**TASK GOAL**: Give only the number of lines in these records that contain the word "Child".

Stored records
★ ★ ★
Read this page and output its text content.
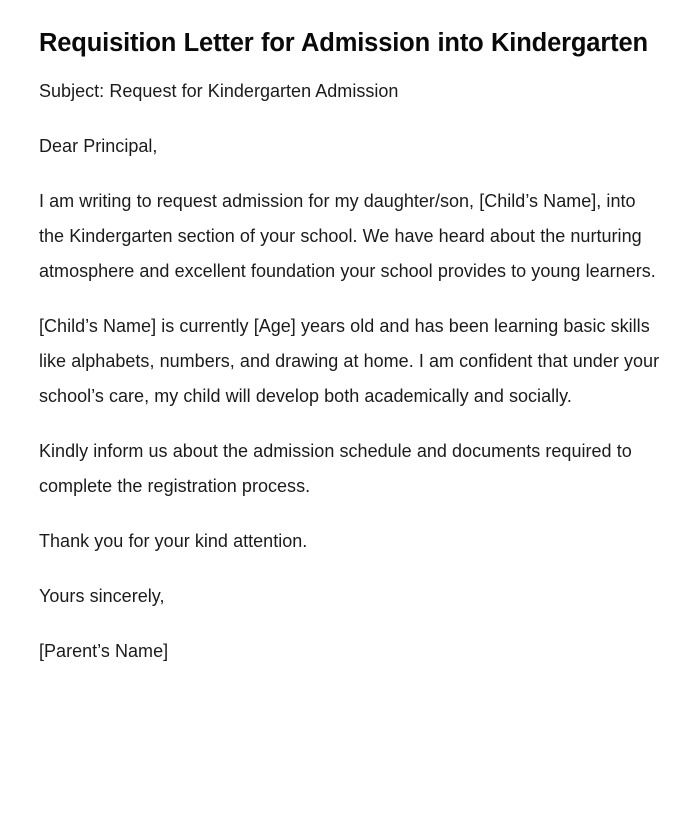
Requisition Letter for Admission into Kindergarten

Subject: Request for Kindergarten Admission

Dear Principal,

I am writing to request admission for my daughter/son, [Child’s Name], into the Kindergarten section of your school. We have heard about the nurturing atmosphere and excellent foundation your school provides to young learners.

[Child’s Name] is currently [Age] years old and has been learning basic skills like alphabets, numbers, and drawing at home. I am confident that under your school’s care, my child will develop both academically and socially.

Kindly inform us about the admission schedule and documents required to complete the registration process.

Thank you for your kind attention.

Yours sincerely,

[Parent’s Name]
★ ★ ★
**OUTPUT BELOW**: 2